What the exercise asks: Copy the listing verbatim, excluding any images found in it.

Information shown:
>>>

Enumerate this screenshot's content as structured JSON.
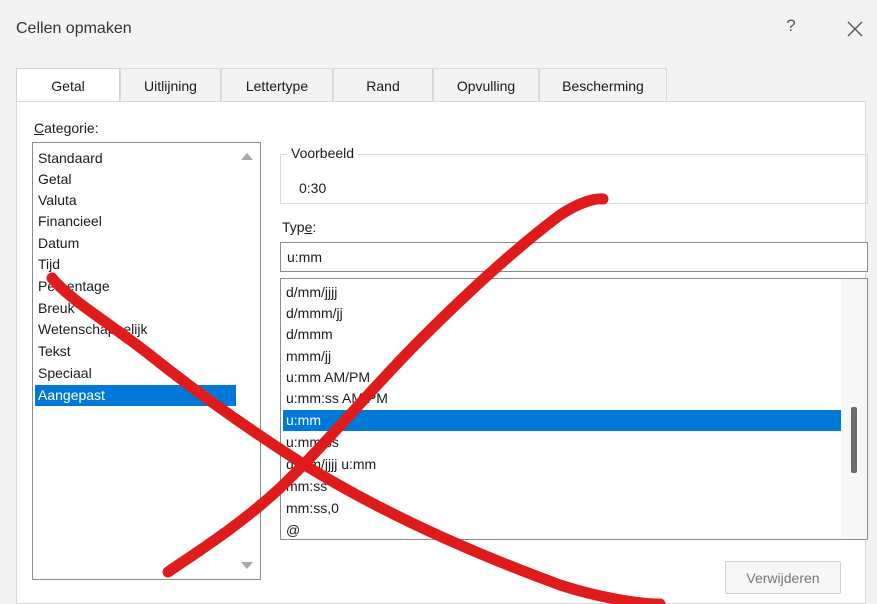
{
  "window": {
    "title": "Cellen opmaken",
    "help": "?",
    "close_icon": "close-icon"
  },
  "tabs": [
    {
      "label": "Getal",
      "active": true
    },
    {
      "label": "Uitlijning",
      "active": false
    },
    {
      "label": "Lettertype",
      "active": false
    },
    {
      "label": "Rand",
      "active": false
    },
    {
      "label": "Opvulling",
      "active": false
    },
    {
      "label": "Bescherming",
      "active": false
    }
  ],
  "category": {
    "label_first": "C",
    "label_rest": "ategorie:",
    "items": [
      "Standaard",
      "Getal",
      "Valuta",
      "Financieel",
      "Datum",
      "Tijd",
      "Percentage",
      "Breuk",
      "Wetenschappelijk",
      "Tekst",
      "Speciaal",
      "Aangepast"
    ],
    "selected": "Aangepast"
  },
  "preview": {
    "legend": "Voorbeeld",
    "value": "0:30"
  },
  "type": {
    "label_start": "Typ",
    "label_u": "e",
    "label_end": ":",
    "value": "u:mm"
  },
  "formats": {
    "items": [
      "d/mm/jjjj",
      "d/mmm/jj",
      "d/mmm",
      "mmm/jj",
      "u:mm AM/PM",
      "u:mm:ss AM/PM",
      "u:mm",
      "u:mm:ss",
      "d/mm/jjjj u:mm",
      "mm:ss",
      "mm:ss,0",
      "@"
    ],
    "selected": "u:mm"
  },
  "buttons": {
    "delete": "Verwijderen"
  },
  "colors": {
    "selection": "#0078d7",
    "annotation_red": "#e01b1b"
  }
}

<<<

Full output:
Enumerate this screenshot's content as structured JSON.
{
  "window": {
    "title": "Cellen opmaken",
    "help": "?",
    "close_icon": "close-icon"
  },
  "tabs": [
    {
      "label": "Getal",
      "active": true
    },
    {
      "label": "Uitlijning",
      "active": false
    },
    {
      "label": "Lettertype",
      "active": false
    },
    {
      "label": "Rand",
      "active": false
    },
    {
      "label": "Opvulling",
      "active": false
    },
    {
      "label": "Bescherming",
      "active": false
    }
  ],
  "category": {
    "label_first": "C",
    "label_rest": "ategorie:",
    "items": [
      "Standaard",
      "Getal",
      "Valuta",
      "Financieel",
      "Datum",
      "Tijd",
      "Percentage",
      "Breuk",
      "Wetenschappelijk",
      "Tekst",
      "Speciaal",
      "Aangepast"
    ],
    "selected": "Aangepast"
  },
  "preview": {
    "legend": "Voorbeeld",
    "value": "0:30"
  },
  "type": {
    "label_start": "Typ",
    "label_u": "e",
    "label_end": ":",
    "value": "u:mm"
  },
  "formats": {
    "items": [
      "d/mm/jjjj",
      "d/mmm/jj",
      "d/mmm",
      "mmm/jj",
      "u:mm AM/PM",
      "u:mm:ss AM/PM",
      "u:mm",
      "u:mm:ss",
      "d/mm/jjjj u:mm",
      "mm:ss",
      "mm:ss,0",
      "@"
    ],
    "selected": "u:mm"
  },
  "buttons": {
    "delete": "Verwijderen"
  },
  "colors": {
    "selection": "#0078d7",
    "annotation_red": "#e01b1b"
  }
}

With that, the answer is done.